→ **Exercise goal**: Within the records that follow, find every line containing the string "Leak". Copy those lines.

→ **Dataset records**:
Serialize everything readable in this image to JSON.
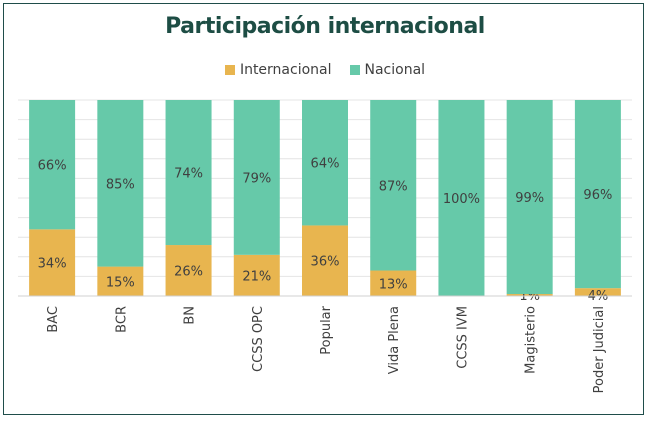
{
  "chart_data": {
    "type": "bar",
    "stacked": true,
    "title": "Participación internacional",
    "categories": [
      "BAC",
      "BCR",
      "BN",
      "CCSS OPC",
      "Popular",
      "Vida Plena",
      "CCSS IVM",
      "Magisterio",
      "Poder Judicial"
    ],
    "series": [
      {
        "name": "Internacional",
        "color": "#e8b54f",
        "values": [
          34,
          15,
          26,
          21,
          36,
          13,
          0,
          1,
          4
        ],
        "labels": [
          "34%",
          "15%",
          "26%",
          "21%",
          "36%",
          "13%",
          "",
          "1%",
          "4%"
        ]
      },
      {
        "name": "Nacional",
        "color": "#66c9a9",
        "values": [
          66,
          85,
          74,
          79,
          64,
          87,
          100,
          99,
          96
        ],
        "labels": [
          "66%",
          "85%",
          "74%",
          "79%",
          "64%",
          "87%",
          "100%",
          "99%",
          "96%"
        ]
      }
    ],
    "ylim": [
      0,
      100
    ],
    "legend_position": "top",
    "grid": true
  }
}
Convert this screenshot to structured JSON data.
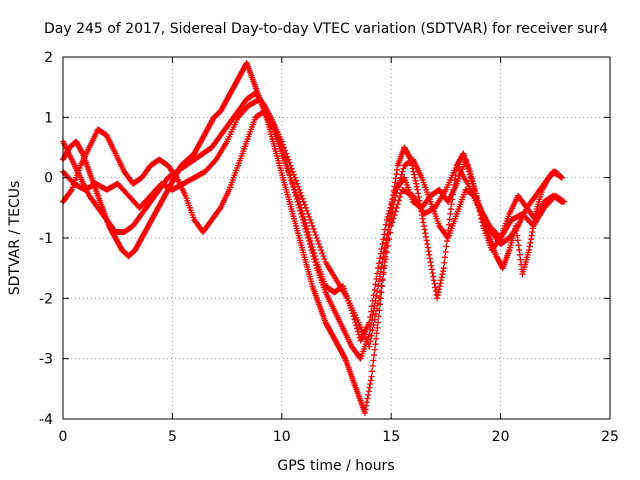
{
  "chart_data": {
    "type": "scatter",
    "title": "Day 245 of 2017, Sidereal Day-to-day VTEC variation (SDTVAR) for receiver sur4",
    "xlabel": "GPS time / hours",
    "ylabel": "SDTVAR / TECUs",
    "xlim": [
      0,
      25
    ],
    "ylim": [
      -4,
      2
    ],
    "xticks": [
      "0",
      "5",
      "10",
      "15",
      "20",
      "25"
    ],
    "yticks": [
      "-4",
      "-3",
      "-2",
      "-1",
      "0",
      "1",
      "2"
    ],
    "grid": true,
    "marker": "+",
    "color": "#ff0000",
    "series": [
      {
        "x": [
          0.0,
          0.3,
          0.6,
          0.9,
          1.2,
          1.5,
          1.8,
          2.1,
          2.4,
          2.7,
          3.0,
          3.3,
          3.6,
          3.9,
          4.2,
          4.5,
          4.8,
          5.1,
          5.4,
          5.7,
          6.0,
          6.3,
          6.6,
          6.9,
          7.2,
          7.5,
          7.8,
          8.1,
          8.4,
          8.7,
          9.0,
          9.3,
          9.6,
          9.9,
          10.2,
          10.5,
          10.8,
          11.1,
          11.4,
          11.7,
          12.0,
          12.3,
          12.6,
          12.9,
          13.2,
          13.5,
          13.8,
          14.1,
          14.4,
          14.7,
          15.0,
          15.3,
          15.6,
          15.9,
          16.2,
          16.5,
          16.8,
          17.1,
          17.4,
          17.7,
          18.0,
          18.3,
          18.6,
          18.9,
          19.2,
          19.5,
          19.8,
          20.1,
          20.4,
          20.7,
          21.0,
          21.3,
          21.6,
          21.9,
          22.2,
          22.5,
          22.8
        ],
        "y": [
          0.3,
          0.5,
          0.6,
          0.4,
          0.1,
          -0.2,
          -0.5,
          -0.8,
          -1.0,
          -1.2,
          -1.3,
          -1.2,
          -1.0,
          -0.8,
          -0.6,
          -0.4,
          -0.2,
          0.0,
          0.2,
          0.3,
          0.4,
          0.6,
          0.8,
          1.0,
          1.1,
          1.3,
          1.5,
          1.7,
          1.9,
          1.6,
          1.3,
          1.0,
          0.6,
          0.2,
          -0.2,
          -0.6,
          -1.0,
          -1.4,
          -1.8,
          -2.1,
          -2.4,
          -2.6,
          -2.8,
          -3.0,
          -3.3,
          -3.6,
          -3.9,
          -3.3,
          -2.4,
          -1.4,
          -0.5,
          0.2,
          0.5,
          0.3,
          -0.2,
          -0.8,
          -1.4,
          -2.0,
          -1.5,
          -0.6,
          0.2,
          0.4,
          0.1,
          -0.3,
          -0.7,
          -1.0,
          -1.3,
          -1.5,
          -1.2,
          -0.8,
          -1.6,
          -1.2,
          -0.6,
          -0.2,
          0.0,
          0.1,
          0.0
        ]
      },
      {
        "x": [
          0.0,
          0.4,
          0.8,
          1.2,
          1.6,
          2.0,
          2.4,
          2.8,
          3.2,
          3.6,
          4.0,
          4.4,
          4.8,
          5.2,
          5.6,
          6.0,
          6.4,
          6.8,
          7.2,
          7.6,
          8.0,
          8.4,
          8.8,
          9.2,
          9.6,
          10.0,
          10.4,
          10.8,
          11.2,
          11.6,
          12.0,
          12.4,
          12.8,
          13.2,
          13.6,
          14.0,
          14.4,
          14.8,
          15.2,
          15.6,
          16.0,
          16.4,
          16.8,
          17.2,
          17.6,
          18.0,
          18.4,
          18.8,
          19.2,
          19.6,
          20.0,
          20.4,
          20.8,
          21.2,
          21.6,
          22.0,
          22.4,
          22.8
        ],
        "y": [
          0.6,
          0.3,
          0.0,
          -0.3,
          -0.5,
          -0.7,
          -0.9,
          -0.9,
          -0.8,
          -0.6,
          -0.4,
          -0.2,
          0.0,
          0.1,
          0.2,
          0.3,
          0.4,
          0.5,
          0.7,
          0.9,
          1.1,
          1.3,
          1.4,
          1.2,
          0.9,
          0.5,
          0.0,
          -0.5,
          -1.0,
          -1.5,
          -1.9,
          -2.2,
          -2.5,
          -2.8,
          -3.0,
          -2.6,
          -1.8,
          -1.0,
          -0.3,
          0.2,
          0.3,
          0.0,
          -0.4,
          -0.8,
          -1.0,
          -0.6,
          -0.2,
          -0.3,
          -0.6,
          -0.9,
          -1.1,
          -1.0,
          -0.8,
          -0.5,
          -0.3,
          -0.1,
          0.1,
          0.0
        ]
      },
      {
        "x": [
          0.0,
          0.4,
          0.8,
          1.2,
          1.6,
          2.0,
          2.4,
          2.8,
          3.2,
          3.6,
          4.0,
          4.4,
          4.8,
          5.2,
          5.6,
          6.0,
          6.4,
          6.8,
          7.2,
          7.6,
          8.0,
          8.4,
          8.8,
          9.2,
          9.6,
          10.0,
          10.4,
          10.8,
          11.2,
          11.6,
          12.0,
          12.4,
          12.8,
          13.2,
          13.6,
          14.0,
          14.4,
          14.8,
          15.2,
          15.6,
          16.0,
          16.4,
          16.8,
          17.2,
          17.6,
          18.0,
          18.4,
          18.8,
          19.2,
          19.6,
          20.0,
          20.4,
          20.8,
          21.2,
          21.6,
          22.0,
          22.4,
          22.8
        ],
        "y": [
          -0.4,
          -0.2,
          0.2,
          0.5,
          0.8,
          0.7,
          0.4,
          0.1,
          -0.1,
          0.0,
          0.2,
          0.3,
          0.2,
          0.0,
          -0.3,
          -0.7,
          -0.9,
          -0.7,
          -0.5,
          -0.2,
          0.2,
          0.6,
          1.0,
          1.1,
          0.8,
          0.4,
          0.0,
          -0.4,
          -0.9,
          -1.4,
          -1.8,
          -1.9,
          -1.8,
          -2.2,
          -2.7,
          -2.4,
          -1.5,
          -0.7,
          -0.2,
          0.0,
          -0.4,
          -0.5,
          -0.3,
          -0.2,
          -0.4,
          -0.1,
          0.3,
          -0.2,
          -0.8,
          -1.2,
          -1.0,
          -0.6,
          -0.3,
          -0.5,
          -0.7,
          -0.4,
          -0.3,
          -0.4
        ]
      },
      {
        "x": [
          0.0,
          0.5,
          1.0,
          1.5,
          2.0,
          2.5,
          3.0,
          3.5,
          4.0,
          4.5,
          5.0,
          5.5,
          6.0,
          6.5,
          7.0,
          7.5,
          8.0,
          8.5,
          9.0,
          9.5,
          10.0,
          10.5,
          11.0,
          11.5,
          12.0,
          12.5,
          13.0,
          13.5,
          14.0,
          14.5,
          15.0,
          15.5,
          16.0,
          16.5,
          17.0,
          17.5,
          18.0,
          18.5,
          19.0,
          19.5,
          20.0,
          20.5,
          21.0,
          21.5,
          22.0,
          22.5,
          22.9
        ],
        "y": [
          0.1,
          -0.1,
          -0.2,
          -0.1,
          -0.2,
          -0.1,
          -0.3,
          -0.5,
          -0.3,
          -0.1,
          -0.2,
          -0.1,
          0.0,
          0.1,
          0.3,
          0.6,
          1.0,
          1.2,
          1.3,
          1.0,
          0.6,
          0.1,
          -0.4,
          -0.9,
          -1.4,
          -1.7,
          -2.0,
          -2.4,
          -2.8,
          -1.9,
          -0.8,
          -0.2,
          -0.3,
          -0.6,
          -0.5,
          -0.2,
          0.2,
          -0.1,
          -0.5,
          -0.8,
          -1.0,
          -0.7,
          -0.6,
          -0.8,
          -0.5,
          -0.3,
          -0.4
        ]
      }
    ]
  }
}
--
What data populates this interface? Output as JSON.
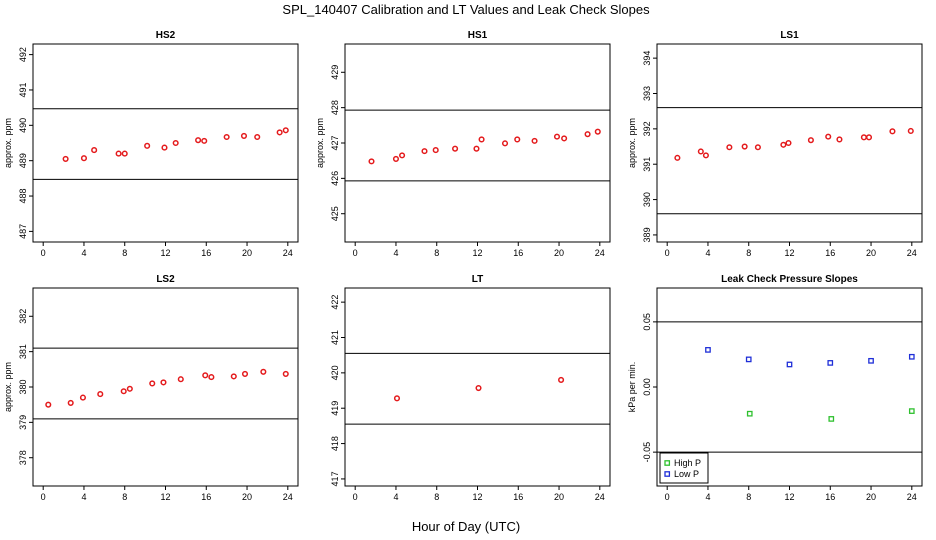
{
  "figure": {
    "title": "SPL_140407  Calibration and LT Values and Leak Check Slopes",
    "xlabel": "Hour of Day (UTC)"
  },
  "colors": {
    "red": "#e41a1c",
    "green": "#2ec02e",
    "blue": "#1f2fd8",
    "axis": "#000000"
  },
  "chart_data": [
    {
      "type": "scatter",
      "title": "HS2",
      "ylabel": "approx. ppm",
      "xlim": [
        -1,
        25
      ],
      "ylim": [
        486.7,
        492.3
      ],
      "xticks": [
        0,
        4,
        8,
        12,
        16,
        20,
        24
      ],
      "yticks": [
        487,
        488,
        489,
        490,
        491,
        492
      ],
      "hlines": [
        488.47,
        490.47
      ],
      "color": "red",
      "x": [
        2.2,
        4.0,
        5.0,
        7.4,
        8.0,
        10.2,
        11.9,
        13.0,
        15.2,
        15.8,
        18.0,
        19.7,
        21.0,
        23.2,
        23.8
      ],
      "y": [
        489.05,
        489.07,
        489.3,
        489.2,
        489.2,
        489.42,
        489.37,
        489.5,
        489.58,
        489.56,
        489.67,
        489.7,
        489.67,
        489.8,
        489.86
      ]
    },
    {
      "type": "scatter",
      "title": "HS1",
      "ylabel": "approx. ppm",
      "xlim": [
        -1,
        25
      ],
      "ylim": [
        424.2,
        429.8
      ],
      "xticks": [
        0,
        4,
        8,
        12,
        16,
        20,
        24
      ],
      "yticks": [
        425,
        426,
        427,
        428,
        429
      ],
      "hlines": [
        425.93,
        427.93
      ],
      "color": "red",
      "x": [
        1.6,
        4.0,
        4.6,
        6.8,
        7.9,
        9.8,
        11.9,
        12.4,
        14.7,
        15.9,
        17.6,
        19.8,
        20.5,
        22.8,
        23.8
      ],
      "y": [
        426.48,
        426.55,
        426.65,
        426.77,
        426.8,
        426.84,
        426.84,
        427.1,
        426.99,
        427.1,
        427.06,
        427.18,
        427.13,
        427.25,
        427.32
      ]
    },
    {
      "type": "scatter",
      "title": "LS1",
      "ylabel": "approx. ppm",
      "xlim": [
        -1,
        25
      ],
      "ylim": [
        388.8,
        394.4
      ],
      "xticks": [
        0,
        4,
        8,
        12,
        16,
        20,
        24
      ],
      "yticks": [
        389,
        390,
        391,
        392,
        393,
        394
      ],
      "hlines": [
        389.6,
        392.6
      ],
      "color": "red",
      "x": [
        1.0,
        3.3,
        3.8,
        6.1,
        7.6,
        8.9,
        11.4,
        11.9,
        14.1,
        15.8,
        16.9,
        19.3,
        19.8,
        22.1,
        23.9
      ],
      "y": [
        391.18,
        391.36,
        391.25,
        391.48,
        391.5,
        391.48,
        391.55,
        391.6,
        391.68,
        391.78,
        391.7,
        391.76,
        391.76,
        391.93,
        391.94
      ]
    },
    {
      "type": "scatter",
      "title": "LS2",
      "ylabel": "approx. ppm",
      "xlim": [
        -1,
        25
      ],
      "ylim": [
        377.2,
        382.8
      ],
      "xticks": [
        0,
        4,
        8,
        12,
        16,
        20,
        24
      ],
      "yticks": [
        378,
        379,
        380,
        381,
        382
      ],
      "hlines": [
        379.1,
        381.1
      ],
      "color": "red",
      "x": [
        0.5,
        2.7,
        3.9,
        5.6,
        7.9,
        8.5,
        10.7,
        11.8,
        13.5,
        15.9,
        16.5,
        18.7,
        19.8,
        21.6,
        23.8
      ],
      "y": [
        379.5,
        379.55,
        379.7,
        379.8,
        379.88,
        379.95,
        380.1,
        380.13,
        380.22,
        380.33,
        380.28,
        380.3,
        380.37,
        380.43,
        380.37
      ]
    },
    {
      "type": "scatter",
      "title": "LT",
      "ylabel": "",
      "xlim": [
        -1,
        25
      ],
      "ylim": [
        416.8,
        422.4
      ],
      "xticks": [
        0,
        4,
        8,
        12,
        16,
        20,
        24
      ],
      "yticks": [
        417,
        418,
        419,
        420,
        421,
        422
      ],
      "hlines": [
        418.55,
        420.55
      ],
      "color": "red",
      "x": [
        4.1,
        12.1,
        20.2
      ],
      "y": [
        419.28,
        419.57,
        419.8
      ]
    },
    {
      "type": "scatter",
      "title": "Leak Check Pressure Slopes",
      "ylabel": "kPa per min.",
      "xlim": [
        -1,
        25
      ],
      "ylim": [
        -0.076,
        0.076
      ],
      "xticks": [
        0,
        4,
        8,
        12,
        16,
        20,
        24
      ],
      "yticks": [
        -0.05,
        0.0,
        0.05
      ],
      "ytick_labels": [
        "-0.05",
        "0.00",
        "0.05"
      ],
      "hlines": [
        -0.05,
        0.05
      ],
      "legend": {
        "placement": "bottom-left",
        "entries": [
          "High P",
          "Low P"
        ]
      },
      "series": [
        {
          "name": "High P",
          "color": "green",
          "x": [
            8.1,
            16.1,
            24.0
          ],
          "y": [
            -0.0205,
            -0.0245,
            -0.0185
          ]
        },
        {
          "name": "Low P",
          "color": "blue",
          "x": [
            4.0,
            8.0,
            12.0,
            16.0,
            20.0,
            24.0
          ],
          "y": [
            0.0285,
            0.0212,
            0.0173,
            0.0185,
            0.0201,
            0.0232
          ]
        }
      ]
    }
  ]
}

→ **Result of this exercise**:
    "title": "SPL_140407  Calibration and LT Values and Leak Check Slopes",
      "title": "Leak Check Pressure Slopes",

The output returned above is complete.